[Entries taken from a collection]
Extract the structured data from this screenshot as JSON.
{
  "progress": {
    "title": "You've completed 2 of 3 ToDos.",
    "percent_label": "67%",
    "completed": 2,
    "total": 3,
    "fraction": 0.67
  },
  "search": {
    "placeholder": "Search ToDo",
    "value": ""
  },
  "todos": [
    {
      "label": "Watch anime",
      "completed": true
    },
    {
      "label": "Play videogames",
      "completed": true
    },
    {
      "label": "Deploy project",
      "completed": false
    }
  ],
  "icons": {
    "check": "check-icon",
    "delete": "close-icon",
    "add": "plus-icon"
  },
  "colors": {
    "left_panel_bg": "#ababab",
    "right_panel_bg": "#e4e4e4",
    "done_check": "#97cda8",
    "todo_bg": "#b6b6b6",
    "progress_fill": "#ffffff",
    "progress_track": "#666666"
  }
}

[TASK INSTRUCTIONS]
Reproduce the listing above verbatim, from first line to last.

[WRITTEN REPLY]
Extract the structured data from this screenshot as JSON.
{
  "progress": {
    "title": "You've completed 2 of 3 ToDos.",
    "percent_label": "67%",
    "completed": 2,
    "total": 3,
    "fraction": 0.67
  },
  "search": {
    "placeholder": "Search ToDo",
    "value": ""
  },
  "todos": [
    {
      "label": "Watch anime",
      "completed": true
    },
    {
      "label": "Play videogames",
      "completed": true
    },
    {
      "label": "Deploy project",
      "completed": false
    }
  ],
  "icons": {
    "check": "check-icon",
    "delete": "close-icon",
    "add": "plus-icon"
  },
  "colors": {
    "left_panel_bg": "#ababab",
    "right_panel_bg": "#e4e4e4",
    "done_check": "#97cda8",
    "todo_bg": "#b6b6b6",
    "progress_fill": "#ffffff",
    "progress_track": "#666666"
  }
}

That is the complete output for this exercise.